__GIVEN REQUEST__.
Copy out the listing below word for word, starting at its first line and ending at the line that contains "sidebar-item-file-types[interactable]: File Types".

__STORED ROWS__.

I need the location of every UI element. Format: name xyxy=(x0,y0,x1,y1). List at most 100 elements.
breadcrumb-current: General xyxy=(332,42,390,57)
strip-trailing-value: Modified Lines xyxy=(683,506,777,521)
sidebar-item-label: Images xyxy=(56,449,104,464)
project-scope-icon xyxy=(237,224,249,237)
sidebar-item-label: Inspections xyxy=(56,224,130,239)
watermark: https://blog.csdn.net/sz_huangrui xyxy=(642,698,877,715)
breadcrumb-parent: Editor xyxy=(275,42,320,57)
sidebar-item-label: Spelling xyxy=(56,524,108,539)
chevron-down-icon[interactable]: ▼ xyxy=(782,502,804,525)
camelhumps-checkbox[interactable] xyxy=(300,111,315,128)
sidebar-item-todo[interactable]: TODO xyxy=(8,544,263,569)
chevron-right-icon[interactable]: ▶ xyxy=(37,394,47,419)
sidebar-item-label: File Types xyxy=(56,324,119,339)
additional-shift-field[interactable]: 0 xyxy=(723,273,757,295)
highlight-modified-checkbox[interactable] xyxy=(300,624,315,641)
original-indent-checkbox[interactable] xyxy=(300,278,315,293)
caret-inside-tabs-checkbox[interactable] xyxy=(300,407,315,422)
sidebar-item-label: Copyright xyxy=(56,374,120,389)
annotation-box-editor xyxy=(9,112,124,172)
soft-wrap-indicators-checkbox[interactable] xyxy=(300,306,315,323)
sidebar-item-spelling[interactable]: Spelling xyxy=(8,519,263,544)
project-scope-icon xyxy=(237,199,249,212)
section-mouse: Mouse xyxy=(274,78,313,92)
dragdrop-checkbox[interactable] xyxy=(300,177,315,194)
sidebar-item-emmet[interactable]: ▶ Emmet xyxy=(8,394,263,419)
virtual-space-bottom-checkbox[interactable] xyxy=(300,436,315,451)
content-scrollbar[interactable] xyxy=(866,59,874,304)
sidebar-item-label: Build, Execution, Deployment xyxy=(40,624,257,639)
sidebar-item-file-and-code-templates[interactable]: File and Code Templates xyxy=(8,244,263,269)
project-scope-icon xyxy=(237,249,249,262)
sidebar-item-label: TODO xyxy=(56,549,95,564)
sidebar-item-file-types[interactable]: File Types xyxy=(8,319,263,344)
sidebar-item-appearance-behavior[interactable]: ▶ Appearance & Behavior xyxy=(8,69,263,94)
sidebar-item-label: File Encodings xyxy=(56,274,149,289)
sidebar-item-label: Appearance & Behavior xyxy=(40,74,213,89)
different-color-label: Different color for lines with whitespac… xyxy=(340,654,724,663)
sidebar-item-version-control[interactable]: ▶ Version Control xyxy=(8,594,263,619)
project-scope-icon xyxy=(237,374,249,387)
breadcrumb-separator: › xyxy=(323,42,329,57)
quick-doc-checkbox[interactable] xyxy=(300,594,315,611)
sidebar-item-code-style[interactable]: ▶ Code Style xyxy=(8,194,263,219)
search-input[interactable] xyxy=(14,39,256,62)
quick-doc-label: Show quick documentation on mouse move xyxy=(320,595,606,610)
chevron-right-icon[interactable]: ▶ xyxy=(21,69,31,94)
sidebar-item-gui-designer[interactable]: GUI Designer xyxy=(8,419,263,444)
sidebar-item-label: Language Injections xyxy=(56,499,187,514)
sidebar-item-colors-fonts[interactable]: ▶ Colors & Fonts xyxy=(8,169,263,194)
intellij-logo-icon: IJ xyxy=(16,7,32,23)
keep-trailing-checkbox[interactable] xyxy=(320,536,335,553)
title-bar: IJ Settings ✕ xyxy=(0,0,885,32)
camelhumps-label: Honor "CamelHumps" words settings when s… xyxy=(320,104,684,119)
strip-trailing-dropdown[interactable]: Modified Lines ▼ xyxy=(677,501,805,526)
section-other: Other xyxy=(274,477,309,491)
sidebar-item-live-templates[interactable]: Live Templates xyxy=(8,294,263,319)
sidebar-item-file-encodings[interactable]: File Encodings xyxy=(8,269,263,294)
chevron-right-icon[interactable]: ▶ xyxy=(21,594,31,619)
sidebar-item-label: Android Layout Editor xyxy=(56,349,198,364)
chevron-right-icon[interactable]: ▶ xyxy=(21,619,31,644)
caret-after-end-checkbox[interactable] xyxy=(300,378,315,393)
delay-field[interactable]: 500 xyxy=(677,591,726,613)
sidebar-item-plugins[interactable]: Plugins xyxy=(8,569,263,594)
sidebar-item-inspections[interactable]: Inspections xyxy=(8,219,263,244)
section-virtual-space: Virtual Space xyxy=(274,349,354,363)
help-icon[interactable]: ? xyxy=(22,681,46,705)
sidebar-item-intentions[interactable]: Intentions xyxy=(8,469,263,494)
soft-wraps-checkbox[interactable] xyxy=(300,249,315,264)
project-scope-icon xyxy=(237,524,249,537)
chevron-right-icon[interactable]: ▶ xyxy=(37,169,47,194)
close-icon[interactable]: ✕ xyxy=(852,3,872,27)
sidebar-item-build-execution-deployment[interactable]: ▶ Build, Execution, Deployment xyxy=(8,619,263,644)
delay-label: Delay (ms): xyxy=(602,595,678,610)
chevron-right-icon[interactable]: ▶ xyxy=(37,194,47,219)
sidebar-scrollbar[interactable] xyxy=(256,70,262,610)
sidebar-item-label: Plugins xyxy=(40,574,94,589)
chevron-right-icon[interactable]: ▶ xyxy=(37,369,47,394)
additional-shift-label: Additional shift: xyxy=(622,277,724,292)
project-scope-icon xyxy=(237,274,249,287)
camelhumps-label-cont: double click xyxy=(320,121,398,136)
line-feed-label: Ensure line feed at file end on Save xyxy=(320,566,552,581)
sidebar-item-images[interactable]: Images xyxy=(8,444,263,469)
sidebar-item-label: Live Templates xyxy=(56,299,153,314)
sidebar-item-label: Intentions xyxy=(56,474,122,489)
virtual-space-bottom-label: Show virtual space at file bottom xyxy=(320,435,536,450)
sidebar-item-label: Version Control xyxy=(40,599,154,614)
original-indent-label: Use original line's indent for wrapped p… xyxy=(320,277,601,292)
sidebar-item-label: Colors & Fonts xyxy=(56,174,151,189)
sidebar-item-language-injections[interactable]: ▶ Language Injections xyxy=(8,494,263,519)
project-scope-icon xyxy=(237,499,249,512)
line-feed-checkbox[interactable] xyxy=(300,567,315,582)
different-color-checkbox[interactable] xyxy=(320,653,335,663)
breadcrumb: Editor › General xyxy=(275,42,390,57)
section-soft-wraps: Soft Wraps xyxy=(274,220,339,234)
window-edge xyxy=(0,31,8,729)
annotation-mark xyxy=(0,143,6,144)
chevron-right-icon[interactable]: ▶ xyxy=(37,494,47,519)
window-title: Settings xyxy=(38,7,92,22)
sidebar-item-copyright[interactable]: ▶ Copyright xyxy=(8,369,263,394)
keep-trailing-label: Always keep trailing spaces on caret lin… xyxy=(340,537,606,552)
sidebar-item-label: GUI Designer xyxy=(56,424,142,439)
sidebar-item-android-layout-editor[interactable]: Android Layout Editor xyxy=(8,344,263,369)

__FINAL ANSWER__.
I need the location of every UI element. Format: name xyxy=(x0,y0,x1,y1). List at most 100 elements.
breadcrumb-current: General xyxy=(332,42,390,57)
strip-trailing-value: Modified Lines xyxy=(683,506,777,521)
sidebar-item-label: Images xyxy=(56,449,104,464)
project-scope-icon xyxy=(237,224,249,237)
sidebar-item-label: Inspections xyxy=(56,224,130,239)
watermark: https://blog.csdn.net/sz_huangrui xyxy=(642,698,877,715)
breadcrumb-parent: Editor xyxy=(275,42,320,57)
sidebar-item-label: Spelling xyxy=(56,524,108,539)
chevron-down-icon[interactable]: ▼ xyxy=(782,502,804,525)
camelhumps-checkbox[interactable] xyxy=(300,111,315,128)
sidebar-item-todo[interactable]: TODO xyxy=(8,544,263,569)
chevron-right-icon[interactable]: ▶ xyxy=(37,394,47,419)
sidebar-item-label: File Types xyxy=(56,324,119,339)
additional-shift-field[interactable]: 0 xyxy=(723,273,757,295)
highlight-modified-checkbox[interactable] xyxy=(300,624,315,641)
original-indent-checkbox[interactable] xyxy=(300,278,315,293)
caret-inside-tabs-checkbox[interactable] xyxy=(300,407,315,422)
sidebar-item-label: Copyright xyxy=(56,374,120,389)
annotation-box-editor xyxy=(9,112,124,172)
soft-wrap-indicators-checkbox[interactable] xyxy=(300,306,315,323)
sidebar-item-spelling[interactable]: Spelling xyxy=(8,519,263,544)
project-scope-icon xyxy=(237,199,249,212)
section-mouse: Mouse xyxy=(274,78,313,92)
dragdrop-checkbox[interactable] xyxy=(300,177,315,194)
sidebar-item-emmet[interactable]: ▶ Emmet xyxy=(8,394,263,419)
virtual-space-bottom-checkbox[interactable] xyxy=(300,436,315,451)
content-scrollbar[interactable] xyxy=(866,59,874,304)
sidebar-item-label: Build, Execution, Deployment xyxy=(40,624,257,639)
sidebar-item-file-and-code-templates[interactable]: File and Code Templates xyxy=(8,244,263,269)
project-scope-icon xyxy=(237,249,249,262)
sidebar-item-label: TODO xyxy=(56,549,95,564)
sidebar-item-file-types[interactable]: File Types xyxy=(8,319,263,344)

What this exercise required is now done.